# Written exercise:
From the listing below, extract each line containing the string "ylabel".

# Dataset rows about figures:
▬▬▬▬▬▬▬▬▬▬

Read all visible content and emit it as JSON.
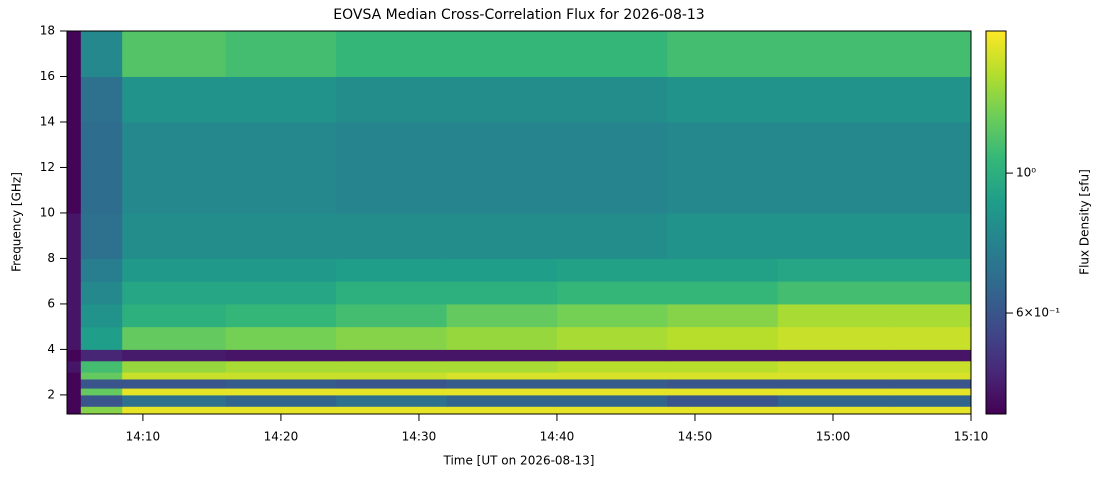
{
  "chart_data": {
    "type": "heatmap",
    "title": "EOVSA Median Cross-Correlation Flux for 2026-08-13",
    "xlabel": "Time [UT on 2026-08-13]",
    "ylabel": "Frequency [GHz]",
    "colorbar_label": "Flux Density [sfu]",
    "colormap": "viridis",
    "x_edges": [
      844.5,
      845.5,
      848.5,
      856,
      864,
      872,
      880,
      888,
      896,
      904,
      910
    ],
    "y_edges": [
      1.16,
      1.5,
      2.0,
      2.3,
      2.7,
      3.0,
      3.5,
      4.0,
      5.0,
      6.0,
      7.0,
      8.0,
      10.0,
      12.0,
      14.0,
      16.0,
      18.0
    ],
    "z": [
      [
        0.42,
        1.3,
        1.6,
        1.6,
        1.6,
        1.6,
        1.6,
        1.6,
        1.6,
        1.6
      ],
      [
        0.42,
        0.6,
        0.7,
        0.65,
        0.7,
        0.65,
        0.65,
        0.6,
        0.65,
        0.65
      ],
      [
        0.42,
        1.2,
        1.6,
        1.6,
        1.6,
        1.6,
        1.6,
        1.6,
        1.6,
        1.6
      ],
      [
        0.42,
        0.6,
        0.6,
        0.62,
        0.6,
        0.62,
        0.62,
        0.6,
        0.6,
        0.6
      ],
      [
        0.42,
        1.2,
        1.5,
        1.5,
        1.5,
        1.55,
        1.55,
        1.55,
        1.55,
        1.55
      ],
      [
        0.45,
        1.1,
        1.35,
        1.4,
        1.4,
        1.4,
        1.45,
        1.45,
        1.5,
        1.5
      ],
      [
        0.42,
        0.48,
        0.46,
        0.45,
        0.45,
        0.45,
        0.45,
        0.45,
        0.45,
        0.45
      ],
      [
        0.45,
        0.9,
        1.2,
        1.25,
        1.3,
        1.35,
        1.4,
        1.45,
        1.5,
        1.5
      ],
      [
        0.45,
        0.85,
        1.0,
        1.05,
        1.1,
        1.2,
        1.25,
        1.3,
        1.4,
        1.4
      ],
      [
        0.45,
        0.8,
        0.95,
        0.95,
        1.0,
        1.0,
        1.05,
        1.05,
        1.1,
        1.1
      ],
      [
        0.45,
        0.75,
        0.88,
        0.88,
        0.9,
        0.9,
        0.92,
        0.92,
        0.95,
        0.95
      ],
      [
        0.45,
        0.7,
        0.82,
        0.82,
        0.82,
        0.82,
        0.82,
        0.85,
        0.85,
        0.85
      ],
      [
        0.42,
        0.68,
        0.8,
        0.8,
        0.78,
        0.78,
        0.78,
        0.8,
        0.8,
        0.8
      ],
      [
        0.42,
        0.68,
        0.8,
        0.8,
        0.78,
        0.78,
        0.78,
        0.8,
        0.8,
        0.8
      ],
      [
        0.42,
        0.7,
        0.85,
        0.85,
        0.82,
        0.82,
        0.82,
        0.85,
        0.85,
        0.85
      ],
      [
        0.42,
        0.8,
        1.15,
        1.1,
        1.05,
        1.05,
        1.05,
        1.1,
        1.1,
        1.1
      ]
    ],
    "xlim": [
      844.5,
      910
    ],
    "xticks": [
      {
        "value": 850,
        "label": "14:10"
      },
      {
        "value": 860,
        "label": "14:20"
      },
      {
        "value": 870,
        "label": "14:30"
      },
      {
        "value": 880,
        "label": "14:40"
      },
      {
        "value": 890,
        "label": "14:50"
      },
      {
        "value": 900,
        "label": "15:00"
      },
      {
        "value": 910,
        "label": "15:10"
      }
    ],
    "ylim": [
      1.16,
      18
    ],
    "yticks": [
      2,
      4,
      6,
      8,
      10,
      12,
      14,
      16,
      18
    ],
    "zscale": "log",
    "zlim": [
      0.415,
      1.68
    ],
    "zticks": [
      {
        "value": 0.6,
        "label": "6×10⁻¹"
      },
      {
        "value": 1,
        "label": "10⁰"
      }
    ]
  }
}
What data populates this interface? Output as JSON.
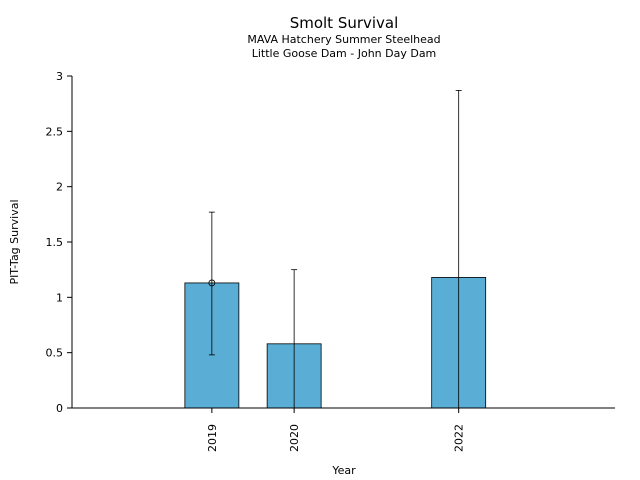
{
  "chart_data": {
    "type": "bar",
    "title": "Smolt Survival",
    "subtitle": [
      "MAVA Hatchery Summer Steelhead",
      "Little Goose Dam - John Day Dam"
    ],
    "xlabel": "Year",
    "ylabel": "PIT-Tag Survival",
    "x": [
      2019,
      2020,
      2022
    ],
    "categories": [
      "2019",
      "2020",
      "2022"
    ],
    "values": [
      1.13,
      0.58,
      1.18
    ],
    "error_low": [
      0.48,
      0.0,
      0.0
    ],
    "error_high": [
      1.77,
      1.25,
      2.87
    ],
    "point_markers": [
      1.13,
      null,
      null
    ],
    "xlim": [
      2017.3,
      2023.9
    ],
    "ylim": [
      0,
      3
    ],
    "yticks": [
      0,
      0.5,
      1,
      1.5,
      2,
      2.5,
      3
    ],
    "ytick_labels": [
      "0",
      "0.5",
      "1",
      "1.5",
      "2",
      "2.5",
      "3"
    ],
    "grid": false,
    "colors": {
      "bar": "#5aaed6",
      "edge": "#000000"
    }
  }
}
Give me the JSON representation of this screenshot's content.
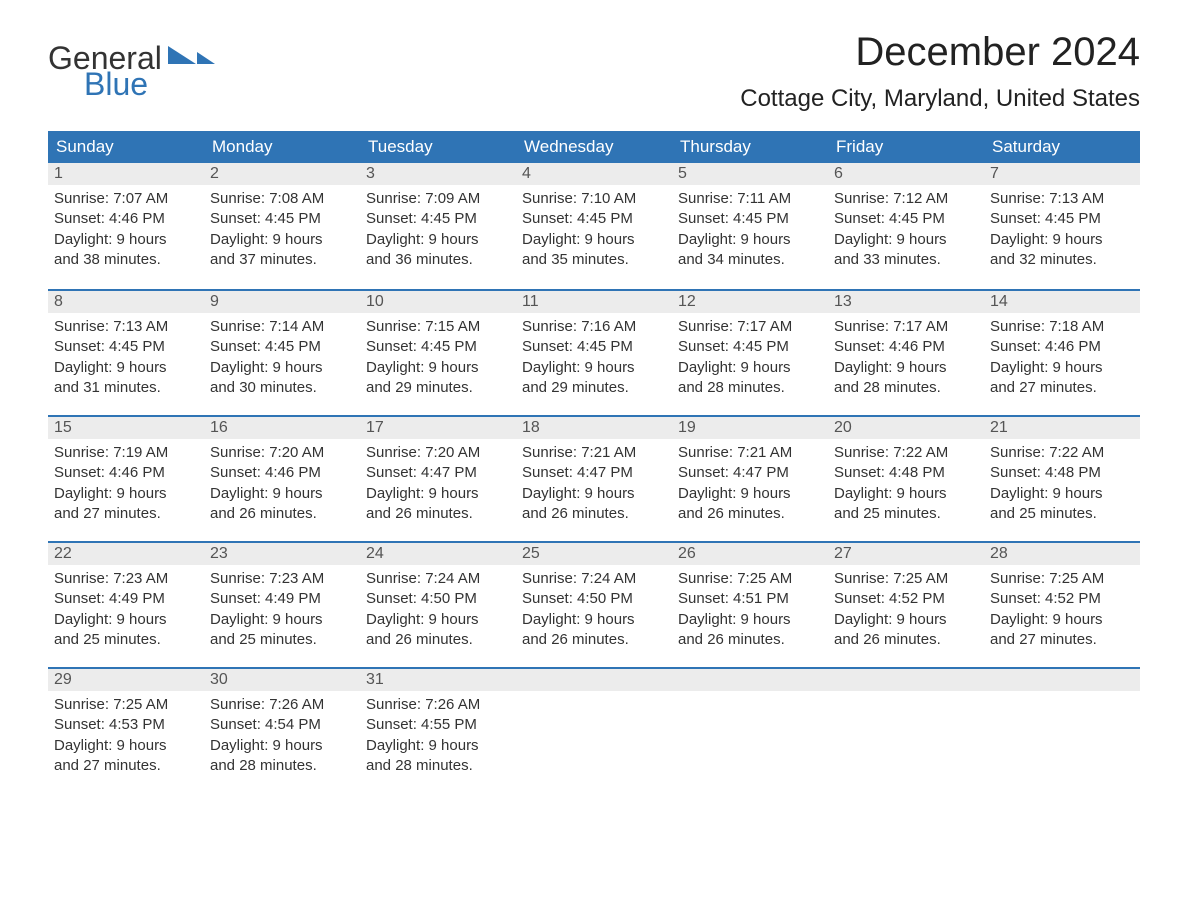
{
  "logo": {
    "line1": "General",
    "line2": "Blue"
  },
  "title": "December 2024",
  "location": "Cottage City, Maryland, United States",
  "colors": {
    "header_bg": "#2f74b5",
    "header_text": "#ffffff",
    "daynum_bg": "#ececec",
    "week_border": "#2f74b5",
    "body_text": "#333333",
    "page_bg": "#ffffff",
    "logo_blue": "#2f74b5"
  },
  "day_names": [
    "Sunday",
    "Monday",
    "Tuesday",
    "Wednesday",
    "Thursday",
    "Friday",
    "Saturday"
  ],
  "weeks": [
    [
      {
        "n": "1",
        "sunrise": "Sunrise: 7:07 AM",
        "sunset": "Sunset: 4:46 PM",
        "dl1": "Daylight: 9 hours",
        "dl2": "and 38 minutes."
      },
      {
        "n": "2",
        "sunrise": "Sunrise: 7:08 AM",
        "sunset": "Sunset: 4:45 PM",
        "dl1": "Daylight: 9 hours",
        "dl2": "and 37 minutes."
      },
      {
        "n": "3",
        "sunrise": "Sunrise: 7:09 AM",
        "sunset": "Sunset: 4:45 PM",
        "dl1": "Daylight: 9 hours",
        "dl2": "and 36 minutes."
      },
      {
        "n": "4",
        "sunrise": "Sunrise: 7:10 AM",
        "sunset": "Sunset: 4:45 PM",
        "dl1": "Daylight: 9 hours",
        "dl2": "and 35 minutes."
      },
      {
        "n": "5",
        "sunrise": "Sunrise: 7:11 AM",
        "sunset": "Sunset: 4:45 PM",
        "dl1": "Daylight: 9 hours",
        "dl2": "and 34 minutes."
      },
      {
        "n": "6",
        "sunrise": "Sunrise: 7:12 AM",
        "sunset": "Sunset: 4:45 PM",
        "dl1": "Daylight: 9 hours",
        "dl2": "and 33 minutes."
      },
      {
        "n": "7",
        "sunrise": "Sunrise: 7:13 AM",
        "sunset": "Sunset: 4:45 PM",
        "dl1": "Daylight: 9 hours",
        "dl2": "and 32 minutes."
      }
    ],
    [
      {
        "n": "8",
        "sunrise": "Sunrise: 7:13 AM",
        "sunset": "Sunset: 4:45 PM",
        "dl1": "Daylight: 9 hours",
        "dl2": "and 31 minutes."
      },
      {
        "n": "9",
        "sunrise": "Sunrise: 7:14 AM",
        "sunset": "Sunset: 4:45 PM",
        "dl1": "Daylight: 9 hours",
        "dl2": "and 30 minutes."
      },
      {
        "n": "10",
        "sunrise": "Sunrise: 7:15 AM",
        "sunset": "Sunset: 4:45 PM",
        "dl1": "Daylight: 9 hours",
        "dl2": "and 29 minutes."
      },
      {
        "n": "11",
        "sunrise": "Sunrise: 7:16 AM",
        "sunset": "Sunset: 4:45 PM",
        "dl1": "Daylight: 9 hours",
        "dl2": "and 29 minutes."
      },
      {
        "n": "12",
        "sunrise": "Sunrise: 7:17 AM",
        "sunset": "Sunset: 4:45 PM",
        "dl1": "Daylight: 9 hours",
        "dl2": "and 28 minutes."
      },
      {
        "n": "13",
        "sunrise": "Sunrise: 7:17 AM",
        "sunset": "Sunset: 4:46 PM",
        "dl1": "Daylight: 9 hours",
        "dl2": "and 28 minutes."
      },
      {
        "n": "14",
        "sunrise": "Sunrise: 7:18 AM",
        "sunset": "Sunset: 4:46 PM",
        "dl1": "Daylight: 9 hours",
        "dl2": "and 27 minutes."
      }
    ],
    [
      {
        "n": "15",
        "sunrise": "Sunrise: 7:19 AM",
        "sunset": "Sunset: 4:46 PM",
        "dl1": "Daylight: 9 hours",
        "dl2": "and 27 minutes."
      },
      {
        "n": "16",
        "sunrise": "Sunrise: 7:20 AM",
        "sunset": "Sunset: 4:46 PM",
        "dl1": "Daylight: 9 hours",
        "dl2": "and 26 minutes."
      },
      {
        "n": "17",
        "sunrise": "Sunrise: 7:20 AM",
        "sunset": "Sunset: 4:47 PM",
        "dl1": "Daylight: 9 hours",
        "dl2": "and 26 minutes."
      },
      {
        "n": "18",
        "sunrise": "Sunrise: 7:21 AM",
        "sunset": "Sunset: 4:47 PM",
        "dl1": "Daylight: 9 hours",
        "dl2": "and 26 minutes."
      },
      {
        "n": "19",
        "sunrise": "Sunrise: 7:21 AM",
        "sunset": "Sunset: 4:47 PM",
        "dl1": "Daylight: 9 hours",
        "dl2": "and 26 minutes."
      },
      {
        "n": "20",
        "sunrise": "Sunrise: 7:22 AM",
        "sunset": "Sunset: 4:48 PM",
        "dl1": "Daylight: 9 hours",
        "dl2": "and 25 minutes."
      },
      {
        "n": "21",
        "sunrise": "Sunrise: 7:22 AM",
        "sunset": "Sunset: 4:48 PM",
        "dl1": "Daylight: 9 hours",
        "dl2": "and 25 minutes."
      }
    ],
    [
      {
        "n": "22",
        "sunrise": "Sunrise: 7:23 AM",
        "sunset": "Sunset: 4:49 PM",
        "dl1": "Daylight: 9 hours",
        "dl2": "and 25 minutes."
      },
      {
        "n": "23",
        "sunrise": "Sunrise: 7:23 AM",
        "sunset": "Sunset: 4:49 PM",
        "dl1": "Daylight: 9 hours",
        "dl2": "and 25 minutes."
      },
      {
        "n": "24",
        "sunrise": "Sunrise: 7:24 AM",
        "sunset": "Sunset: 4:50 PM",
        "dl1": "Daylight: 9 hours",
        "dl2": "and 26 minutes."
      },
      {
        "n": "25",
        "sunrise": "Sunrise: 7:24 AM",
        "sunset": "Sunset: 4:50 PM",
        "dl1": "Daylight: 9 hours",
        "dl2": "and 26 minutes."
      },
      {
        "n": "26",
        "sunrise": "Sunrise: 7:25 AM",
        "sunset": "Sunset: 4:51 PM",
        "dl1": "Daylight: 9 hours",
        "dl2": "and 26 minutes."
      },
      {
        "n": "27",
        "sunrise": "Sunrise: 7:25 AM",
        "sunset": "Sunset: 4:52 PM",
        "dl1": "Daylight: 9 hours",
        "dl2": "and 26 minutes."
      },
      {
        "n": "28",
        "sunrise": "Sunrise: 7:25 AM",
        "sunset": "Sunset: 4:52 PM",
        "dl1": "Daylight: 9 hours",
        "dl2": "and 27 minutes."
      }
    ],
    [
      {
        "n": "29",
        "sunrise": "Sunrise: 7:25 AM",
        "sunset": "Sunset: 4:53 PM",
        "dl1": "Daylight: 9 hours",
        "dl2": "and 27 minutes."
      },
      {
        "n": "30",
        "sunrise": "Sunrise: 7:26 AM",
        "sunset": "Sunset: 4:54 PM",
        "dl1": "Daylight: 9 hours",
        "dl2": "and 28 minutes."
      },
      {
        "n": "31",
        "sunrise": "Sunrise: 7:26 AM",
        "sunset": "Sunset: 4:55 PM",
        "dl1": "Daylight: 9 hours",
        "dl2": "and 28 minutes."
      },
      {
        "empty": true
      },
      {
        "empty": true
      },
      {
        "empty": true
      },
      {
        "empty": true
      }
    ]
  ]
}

▬▬▬▬▬▬▬▬▬▬

# Reply to the exercise:
    "ylabel": "Frequency [GHz]",
    "ylabel": "PIT-Tag Survival",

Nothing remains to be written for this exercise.